(Exercise instructions):
Copy all lines in which the word "Output" can be found.

(Given records):

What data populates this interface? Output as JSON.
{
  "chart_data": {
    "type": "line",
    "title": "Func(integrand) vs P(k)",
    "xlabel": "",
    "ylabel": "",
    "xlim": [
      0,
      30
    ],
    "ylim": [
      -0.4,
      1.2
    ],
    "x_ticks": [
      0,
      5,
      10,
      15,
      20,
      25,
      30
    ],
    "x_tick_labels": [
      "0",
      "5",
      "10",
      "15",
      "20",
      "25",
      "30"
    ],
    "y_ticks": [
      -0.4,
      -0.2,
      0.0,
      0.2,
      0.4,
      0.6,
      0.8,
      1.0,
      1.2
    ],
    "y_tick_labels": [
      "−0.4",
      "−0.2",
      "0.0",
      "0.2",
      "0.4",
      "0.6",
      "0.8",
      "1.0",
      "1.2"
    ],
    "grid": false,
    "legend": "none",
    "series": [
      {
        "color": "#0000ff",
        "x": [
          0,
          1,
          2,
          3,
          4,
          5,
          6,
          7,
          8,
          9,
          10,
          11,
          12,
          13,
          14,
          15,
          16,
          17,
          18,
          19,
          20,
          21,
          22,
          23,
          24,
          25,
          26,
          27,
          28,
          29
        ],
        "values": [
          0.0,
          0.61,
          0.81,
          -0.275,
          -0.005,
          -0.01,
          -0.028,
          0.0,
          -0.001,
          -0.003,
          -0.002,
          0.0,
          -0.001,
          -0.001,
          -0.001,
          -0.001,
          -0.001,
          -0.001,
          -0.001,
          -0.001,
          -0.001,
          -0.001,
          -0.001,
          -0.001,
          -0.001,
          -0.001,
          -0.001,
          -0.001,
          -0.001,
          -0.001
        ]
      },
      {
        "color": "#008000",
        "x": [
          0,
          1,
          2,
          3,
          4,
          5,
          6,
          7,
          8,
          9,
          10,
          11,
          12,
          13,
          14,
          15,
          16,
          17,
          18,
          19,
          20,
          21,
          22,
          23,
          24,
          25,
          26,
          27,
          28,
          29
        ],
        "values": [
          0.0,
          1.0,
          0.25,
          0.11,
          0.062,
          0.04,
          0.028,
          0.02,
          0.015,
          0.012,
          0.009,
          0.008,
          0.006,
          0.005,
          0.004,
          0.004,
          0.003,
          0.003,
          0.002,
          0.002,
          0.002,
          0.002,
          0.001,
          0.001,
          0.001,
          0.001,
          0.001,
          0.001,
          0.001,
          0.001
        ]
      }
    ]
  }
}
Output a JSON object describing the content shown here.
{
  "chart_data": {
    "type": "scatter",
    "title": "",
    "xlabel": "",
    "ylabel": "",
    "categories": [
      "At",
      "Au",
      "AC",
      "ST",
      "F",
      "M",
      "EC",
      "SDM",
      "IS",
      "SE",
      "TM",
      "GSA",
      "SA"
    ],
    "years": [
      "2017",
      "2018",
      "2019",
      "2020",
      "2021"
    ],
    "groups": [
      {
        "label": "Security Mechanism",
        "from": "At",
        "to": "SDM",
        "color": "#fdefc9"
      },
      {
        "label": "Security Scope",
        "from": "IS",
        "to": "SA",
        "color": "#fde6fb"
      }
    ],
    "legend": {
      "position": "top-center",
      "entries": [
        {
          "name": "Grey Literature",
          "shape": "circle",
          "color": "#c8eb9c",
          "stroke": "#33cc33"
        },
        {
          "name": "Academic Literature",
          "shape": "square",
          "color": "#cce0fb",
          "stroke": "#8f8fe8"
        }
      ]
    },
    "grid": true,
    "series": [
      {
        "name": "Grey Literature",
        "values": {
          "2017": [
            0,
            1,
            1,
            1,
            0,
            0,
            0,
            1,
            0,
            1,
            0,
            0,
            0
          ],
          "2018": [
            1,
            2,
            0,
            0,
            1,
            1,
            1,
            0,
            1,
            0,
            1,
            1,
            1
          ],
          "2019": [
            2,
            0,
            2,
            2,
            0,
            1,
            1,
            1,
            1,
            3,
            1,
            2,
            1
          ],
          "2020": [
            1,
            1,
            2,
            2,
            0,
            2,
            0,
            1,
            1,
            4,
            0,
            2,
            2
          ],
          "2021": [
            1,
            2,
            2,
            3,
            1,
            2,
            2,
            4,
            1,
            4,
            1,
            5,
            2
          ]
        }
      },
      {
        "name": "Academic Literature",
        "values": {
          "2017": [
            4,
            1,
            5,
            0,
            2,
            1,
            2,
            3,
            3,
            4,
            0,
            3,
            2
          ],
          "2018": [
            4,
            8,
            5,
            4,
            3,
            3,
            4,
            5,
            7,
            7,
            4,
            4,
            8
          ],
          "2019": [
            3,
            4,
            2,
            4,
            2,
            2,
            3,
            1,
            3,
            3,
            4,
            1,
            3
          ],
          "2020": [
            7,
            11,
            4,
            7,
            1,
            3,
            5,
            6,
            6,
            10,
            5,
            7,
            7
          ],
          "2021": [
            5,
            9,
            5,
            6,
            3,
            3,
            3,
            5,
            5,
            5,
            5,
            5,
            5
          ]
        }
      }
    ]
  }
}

(Final answer):
What data populates this interface? Output as JSON.
Output a JSON object describing the content shown here.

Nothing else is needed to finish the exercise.